(Saved entries)
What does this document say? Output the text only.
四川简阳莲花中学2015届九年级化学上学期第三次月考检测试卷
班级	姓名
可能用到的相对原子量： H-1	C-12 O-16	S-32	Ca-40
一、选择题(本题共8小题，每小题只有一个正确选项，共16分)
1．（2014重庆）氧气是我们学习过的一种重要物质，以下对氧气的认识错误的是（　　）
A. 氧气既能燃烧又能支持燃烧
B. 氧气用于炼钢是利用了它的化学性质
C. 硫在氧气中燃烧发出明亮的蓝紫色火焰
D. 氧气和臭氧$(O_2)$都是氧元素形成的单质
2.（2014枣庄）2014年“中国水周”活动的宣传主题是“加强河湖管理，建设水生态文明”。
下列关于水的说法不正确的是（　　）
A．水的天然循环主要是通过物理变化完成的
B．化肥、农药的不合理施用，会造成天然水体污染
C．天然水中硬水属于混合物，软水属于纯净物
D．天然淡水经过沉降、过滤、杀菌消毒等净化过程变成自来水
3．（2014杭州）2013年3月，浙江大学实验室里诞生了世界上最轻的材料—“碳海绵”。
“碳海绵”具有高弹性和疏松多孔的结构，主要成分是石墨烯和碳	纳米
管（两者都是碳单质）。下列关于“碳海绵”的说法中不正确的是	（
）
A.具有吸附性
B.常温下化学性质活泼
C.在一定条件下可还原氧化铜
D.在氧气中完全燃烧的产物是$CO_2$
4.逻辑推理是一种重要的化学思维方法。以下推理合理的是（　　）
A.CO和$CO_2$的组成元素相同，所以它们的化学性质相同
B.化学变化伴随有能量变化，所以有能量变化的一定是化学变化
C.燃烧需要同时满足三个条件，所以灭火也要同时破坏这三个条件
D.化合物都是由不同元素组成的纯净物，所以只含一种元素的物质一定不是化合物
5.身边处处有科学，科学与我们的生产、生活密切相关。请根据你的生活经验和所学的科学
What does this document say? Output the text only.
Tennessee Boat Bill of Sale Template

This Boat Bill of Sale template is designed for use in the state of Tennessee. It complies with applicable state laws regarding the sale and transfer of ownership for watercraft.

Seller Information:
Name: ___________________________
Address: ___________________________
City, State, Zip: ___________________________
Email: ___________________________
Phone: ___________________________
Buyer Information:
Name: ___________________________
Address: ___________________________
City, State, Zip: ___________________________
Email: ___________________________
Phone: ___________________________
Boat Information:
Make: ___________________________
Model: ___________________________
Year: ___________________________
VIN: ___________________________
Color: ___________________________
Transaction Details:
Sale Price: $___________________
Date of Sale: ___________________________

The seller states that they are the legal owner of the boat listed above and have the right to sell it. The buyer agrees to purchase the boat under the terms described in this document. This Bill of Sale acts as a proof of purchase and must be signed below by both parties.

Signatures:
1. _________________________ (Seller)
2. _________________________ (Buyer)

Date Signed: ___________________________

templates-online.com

(AIM OF THE EXERCISE) Print the listing above in its entirety, with every line exact.

(WRITTEN SOLUTION)
What does this document say? Output the text only.
四川简阳莲花中学2015届九年级化学上学期第三次月考检测试卷
班级	姓名
可能用到的相对原子量： H-1	C-12 O-16	S-32	Ca-40
一、选择题(本题共8小题，每小题只有一个正确选项，共16分)
1．（2014重庆）氧气是我们学习过的一种重要物质，以下对氧气的认识错误的是（　　）
A. 氧气既能燃烧又能支持燃烧
B. 氧气用于炼钢是利用了它的化学性质
C. 硫在氧气中燃烧发出明亮的蓝紫色火焰
D. 氧气和臭氧$(O_2)$都是氧元素形成的单质
2.（2014枣庄）2014年“中国水周”活动的宣传主题是“加强河湖管理，建设水生态文明”。
下列关于水的说法不正确的是（　　）
A．水的天然循环主要是通过物理变化完成的
B．化肥、农药的不合理施用，会造成天然水体污染
C．天然水中硬水属于混合物，软水属于纯净物
D．天然淡水经过沉降、过滤、杀菌消毒等净化过程变成自来水
3．（2014杭州）2013年3月，浙江大学实验室里诞生了世界上最轻的材料—“碳海绵”。
“碳海绵”具有高弹性和疏松多孔的结构，主要成分是石墨烯和碳	纳米
管（两者都是碳单质）。下列关于“碳海绵”的说法中不正确的是	（
）
A.具有吸附性
B.常温下化学性质活泼
C.在一定条件下可还原氧化铜
D.在氧气中完全燃烧的产物是$CO_2$
4.逻辑推理是一种重要的化学思维方法。以下推理合理的是（　　）
A.CO和$CO_2$的组成元素相同，所以它们的化学性质相同
B.化学变化伴随有能量变化，所以有能量变化的一定是化学变化
C.燃烧需要同时满足三个条件，所以灭火也要同时破坏这三个条件
D.化合物都是由不同元素组成的纯净物，所以只含一种元素的物质一定不是化合物
5.身边处处有科学，科学与我们的生产、生活密切相关。请根据你的生活经验和所学的科学
What does this document say? Output the text only.
Tennessee Boat Bill of Sale Template

This Boat Bill of Sale template is designed for use in the state of Tennessee. It complies with applicable state laws regarding the sale and transfer of ownership for watercraft.

Seller Information:
Name: ___________________________
Address: ___________________________
City, State, Zip: ___________________________
Email: ___________________________
Phone: ___________________________
Buyer Information:
Name: ___________________________
Address: ___________________________
City, State, Zip: ___________________________
Email: ___________________________
Phone: ___________________________
Boat Information:
Make: ___________________________
Model: ___________________________
Year: ___________________________
VIN: ___________________________
Color: ___________________________
Transaction Details:
Sale Price: $___________________
Date of Sale: ___________________________

The seller states that they are the legal owner of the boat listed above and have the right to sell it. The buyer agrees to purchase the boat under the terms described in this document. This Bill of Sale acts as a proof of purchase and must be signed below by both parties.

Signatures:
1. _________________________ (Seller)
2. _________________________ (Buyer)

Date Signed: ___________________________

templates-online.com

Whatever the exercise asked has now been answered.